▶ [CHALLENGE] Go through the listing below and list every line with "type".

▶ [MATERIAL PROVIDED]
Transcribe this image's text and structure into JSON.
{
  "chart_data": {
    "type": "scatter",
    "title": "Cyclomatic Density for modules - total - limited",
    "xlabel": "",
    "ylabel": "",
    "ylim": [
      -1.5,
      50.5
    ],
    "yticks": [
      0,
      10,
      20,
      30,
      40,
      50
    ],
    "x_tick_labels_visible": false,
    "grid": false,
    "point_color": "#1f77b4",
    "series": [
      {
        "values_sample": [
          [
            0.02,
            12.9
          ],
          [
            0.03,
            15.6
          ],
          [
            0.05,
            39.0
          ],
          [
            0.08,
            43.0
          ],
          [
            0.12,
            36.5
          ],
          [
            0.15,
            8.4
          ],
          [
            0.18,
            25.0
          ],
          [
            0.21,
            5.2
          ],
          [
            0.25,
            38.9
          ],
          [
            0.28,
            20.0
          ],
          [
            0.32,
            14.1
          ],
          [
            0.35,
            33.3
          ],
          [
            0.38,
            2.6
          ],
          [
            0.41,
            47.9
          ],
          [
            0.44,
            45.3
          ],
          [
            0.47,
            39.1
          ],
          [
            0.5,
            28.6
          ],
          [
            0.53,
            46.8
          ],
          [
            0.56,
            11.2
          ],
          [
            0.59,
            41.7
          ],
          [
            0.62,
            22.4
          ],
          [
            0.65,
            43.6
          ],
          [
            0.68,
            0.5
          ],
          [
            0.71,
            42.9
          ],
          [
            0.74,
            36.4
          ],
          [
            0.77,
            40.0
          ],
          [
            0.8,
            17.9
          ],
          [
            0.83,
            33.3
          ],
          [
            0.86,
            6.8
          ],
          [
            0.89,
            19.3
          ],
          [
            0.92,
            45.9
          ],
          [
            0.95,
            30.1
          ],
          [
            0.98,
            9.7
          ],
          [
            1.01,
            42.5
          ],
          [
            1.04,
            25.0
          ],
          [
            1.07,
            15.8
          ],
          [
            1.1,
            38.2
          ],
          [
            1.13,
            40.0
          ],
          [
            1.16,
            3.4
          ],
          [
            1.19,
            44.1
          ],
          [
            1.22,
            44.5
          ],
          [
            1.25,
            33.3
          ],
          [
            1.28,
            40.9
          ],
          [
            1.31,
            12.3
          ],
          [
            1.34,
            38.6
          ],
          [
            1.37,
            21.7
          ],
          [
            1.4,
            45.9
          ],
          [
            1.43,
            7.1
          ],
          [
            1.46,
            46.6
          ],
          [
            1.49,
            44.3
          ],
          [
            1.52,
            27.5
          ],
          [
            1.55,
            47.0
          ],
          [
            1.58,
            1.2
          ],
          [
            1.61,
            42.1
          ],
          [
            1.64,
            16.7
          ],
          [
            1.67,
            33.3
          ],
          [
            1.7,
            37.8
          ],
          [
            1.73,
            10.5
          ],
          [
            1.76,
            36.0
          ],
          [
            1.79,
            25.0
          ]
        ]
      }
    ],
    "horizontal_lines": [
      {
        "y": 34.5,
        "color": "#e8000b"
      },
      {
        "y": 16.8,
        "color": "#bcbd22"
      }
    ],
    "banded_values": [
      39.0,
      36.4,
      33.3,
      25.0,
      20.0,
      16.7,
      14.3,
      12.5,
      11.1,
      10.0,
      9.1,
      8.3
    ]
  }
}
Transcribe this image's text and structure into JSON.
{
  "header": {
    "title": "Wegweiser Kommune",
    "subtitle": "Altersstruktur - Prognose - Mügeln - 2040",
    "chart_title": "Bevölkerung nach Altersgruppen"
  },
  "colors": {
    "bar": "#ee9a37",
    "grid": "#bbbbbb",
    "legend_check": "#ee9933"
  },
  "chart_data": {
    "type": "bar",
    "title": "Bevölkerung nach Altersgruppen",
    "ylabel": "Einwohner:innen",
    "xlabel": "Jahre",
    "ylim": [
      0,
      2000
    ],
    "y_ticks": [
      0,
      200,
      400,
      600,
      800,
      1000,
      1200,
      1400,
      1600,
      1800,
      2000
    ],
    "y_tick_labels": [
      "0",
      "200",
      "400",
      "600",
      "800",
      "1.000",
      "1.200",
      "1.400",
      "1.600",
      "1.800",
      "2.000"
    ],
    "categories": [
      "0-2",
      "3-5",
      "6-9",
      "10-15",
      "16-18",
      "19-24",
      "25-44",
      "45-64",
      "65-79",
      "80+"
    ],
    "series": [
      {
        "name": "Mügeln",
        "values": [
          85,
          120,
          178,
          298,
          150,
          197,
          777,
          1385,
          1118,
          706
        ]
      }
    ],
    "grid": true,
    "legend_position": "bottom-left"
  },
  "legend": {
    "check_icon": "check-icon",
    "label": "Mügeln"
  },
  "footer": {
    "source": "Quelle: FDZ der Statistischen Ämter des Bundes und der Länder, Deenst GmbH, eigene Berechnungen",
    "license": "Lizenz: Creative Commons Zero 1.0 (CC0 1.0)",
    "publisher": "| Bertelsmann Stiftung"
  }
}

...

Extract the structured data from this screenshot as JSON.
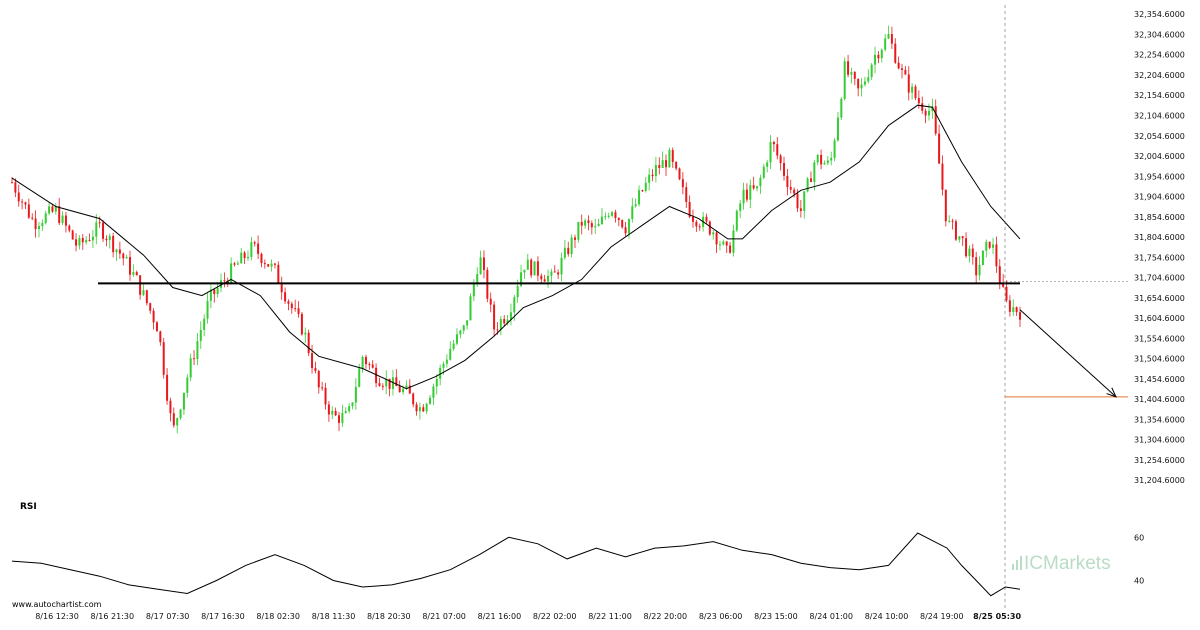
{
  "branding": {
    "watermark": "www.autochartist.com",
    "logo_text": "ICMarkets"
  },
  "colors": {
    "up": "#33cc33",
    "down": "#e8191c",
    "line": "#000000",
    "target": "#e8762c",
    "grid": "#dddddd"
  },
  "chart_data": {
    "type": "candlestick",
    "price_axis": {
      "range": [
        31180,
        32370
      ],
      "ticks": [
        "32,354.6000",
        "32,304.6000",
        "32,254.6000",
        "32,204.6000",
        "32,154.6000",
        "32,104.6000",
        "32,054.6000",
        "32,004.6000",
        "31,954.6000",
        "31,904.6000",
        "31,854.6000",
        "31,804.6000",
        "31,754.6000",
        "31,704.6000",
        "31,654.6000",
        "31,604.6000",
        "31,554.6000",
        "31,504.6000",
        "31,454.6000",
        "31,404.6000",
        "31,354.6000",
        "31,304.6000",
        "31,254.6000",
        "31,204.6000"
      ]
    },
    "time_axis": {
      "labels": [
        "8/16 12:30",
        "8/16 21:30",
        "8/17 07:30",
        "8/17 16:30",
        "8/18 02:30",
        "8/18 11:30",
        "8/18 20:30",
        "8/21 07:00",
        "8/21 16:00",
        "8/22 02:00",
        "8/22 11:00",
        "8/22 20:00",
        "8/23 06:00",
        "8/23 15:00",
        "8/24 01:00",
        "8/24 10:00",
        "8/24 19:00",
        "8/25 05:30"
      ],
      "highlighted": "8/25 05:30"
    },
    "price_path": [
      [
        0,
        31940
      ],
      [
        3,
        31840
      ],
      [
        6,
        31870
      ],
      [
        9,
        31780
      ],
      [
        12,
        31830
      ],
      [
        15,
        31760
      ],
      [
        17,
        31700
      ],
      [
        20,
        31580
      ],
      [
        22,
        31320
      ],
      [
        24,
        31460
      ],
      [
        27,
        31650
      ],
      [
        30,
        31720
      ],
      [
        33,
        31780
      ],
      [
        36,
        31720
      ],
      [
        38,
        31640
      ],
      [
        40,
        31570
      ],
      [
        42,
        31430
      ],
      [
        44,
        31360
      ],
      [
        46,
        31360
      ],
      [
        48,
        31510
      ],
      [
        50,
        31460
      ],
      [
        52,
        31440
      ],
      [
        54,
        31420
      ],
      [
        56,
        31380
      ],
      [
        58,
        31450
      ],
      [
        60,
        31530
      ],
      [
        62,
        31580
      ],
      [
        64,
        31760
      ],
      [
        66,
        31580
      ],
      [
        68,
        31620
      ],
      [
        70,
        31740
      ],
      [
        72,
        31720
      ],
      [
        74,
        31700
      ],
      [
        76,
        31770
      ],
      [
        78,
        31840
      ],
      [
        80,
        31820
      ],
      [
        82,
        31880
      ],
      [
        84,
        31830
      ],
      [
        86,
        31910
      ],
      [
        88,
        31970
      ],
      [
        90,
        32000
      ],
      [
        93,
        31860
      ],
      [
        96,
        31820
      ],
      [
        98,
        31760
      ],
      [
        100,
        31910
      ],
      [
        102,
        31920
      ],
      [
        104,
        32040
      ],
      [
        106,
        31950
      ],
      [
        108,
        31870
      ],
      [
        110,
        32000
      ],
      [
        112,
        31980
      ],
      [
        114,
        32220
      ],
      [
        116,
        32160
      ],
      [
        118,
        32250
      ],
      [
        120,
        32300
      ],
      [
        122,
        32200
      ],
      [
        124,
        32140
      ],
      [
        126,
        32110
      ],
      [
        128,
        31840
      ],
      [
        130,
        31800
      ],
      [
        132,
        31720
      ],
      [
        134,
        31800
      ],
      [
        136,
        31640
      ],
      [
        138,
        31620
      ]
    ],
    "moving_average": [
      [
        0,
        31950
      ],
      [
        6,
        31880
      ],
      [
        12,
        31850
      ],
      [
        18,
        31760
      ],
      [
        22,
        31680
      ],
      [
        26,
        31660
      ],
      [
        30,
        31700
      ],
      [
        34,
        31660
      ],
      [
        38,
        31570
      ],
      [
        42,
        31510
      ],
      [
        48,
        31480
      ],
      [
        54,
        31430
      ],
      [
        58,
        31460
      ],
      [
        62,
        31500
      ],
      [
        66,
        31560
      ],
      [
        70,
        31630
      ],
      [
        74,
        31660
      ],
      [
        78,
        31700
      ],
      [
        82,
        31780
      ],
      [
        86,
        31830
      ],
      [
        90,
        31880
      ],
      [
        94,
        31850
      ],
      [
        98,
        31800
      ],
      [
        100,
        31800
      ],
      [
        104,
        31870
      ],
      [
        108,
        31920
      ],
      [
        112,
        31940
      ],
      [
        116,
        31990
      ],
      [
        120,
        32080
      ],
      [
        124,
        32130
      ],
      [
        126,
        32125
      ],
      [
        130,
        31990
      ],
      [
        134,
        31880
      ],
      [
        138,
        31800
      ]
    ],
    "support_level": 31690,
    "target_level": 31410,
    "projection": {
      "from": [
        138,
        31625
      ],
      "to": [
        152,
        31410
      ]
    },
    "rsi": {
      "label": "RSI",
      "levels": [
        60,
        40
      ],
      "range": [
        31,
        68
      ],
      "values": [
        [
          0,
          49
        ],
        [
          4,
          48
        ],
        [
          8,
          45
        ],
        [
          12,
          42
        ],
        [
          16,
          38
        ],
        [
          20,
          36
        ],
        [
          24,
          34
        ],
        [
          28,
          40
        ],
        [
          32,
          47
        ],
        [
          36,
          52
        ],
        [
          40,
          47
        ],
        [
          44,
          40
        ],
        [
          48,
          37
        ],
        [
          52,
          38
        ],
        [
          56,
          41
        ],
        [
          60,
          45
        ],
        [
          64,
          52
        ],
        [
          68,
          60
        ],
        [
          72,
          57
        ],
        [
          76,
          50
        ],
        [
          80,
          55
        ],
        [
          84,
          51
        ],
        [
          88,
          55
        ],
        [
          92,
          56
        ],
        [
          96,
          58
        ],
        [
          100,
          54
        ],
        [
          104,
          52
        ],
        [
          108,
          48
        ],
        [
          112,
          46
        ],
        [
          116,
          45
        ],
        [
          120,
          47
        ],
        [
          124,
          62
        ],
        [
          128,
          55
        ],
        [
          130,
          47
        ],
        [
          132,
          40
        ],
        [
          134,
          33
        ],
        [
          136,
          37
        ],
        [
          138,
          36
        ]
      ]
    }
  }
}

* * *

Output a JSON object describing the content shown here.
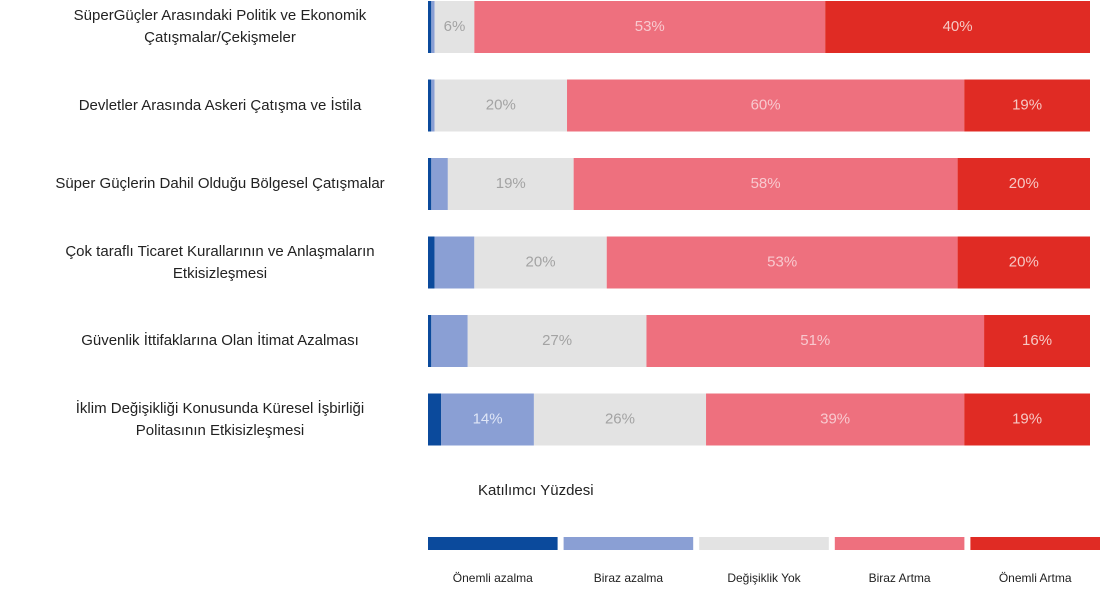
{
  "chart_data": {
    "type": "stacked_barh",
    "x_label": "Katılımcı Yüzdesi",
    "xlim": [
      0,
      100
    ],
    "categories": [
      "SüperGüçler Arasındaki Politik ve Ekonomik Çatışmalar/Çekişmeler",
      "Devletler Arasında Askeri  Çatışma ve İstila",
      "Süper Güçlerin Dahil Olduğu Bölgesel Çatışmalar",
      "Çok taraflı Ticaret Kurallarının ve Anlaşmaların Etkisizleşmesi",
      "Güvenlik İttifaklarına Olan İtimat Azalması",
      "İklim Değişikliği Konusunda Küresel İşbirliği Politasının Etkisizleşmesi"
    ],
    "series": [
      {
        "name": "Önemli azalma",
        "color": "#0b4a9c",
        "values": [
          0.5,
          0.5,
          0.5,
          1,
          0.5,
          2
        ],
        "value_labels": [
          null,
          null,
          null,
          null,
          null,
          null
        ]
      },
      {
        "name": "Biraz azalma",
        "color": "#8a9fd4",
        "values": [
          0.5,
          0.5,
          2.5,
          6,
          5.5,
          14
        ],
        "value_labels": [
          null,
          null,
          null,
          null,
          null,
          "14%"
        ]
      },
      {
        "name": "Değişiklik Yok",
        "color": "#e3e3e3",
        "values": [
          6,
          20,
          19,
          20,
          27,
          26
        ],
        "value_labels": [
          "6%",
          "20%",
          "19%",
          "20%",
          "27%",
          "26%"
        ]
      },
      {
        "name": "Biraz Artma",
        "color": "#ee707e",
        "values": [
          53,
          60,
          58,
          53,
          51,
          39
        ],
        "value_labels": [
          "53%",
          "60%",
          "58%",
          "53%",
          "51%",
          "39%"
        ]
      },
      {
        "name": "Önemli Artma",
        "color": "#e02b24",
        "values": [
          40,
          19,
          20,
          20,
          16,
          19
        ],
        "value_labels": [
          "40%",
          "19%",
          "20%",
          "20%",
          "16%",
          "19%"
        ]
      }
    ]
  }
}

▶ [ANSWER FOR THIS EXERCISE]
    "type": "scatter",
    "type": "bar",
    "type": "candlestick",
    "type": "stacked_barh",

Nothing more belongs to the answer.